**Task requirements**: Below are the records; reproduce all of them exactly but without any images.

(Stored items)
-- -- --

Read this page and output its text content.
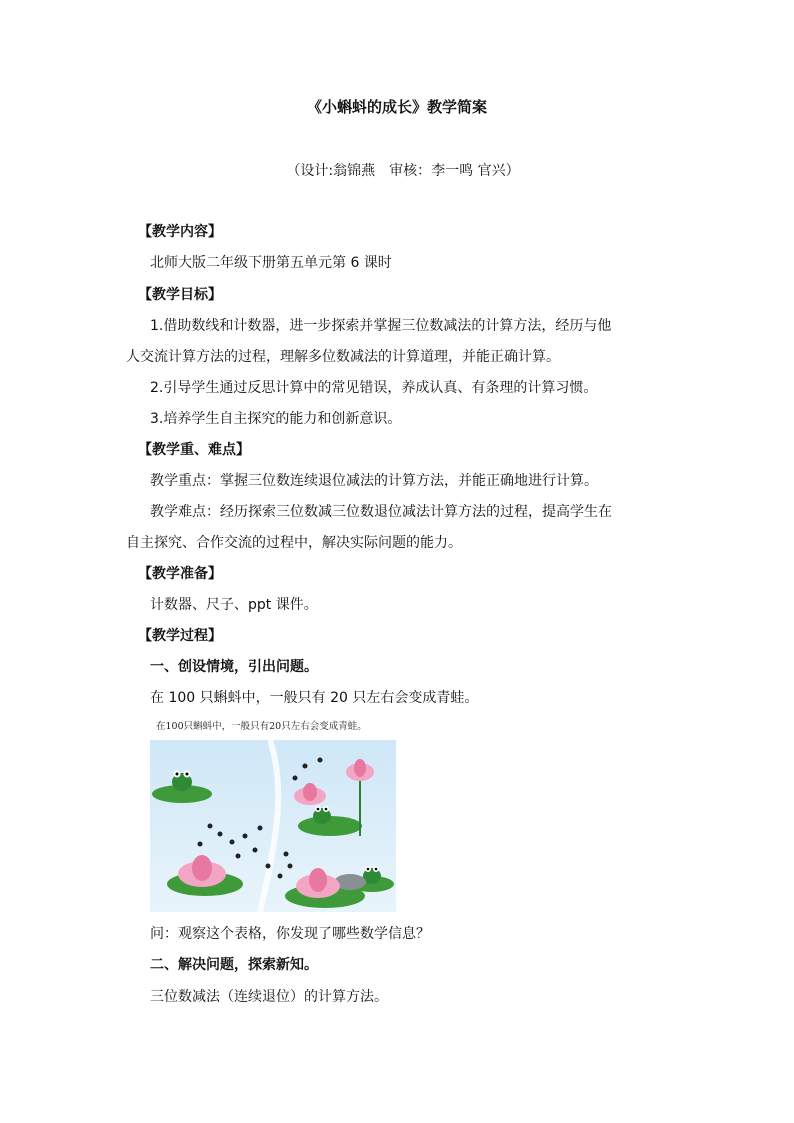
《小蝌蚪的成长》教学简案
（设计:翁锦燕　审核：李一鸣 官兴）
【教学内容】
北师大版二年级下册第五单元第 6 课时
【教学目标】
1.借助数线和计数器，进一步探索并掌握三位数减法的计算方法，经历与他
人交流计算方法的过程，理解多位数减法的计算道理，并能正确计算。
2.引导学生通过反思计算中的常见错误，养成认真、有条理的计算习惯。
3.培养学生自主探究的能力和创新意识。
【教学重、难点】
教学重点：掌握三位数连续退位减法的计算方法，并能正确地进行计算。
教学难点：经历探索三位数减三位数退位减法计算方法的过程，提高学生在
自主探究、合作交流的过程中，解决实际问题的能力。
【教学准备】
计数器、尺子、ppt 课件。
【教学过程】
一、创设情境，引出问题。
在 100 只蝌蚪中，一般只有 20 只左右会变成青蛙。
在100只蝌蚪中，一般只有20只左右会变成青蛙。
问：观察这个表格，你发现了哪些数学信息？
二、解决问题，探索新知。
三位数减法（连续退位）的计算方法。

-- -- --

**The answer**:
Read this page and output its text content.
《小蝌蚪的成长》教学简案
（设计:翁锦燕　审核：李一鸣 官兴）
【教学内容】
北师大版二年级下册第五单元第 6 课时
【教学目标】
1.借助数线和计数器，进一步探索并掌握三位数减法的计算方法，经历与他
人交流计算方法的过程，理解多位数减法的计算道理，并能正确计算。
2.引导学生通过反思计算中的常见错误，养成认真、有条理的计算习惯。
3.培养学生自主探究的能力和创新意识。
【教学重、难点】
教学重点：掌握三位数连续退位减法的计算方法，并能正确地进行计算。
教学难点：经历探索三位数减三位数退位减法计算方法的过程，提高学生在
自主探究、合作交流的过程中，解决实际问题的能力。
【教学准备】
计数器、尺子、ppt 课件。
【教学过程】
一、创设情境，引出问题。
在 100 只蝌蚪中，一般只有 20 只左右会变成青蛙。
在100只蝌蚪中，一般只有20只左右会变成青蛙。
问：观察这个表格，你发现了哪些数学信息？
二、解决问题，探索新知。
三位数减法（连续退位）的计算方法。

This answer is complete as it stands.